───── Excerpted records ─────

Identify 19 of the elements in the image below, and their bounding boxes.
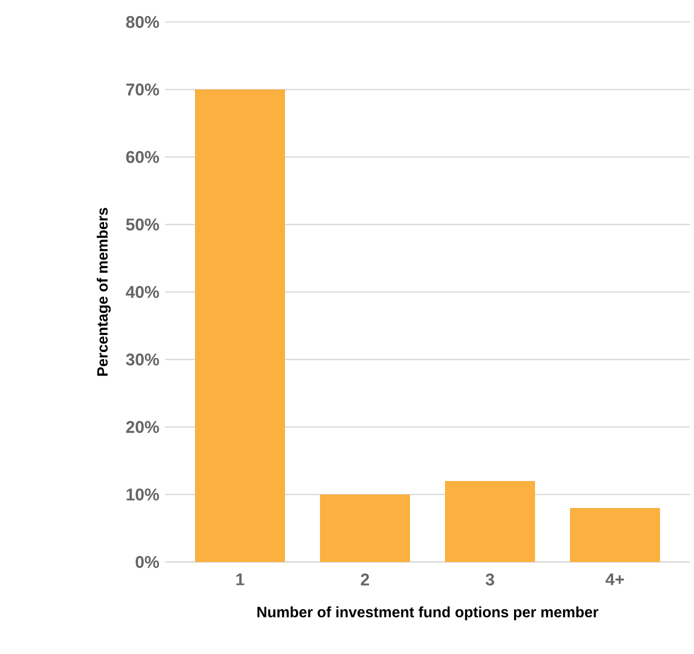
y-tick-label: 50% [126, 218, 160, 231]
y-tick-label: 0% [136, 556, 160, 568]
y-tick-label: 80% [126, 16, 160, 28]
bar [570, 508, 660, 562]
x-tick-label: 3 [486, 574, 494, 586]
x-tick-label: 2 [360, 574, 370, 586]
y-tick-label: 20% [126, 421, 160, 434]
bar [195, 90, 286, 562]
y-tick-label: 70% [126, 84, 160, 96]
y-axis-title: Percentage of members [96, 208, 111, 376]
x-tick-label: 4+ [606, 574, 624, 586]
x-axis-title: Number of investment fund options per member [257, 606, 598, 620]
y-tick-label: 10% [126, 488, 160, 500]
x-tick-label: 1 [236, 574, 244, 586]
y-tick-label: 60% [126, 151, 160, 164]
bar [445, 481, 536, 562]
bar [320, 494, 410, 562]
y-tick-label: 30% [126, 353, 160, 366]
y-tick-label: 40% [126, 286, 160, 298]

─────

» **Exercise**: Recast every line of the listing above as a numbered list, skipping any blank lines and leaving the picture out.

» **Answer for this exercise**:
1. Identify 19 of the elements in the image below, and their bounding boxes.
2. y-tick-label: 50% [126, 218, 160, 231]
3. y-tick-label: 0% [136, 556, 160, 568]
4. y-tick-label: 80% [126, 16, 160, 28]
5. bar [570, 508, 660, 562]
6. x-tick-label: 3 [486, 574, 494, 586]
7. x-tick-label: 2 [360, 574, 370, 586]
8. y-tick-label: 20% [126, 421, 160, 434]
9. bar [195, 90, 286, 562]
10. y-tick-label: 70% [126, 84, 160, 96]
11. y-axis-title: Percentage of members [96, 208, 111, 376]
12. x-tick-label: 4+ [606, 574, 624, 586]
13. x-axis-title: Number of investment fund options per member [257, 606, 598, 620]
14. y-tick-label: 10% [126, 488, 160, 500]
15. x-tick-label: 1 [236, 574, 244, 586]
16. y-tick-label: 60% [126, 151, 160, 164]
17. bar [445, 481, 536, 562]
18. bar [320, 494, 410, 562]
19. y-tick-label: 30% [126, 353, 160, 366]
20. y-tick-label: 40% [126, 286, 160, 298]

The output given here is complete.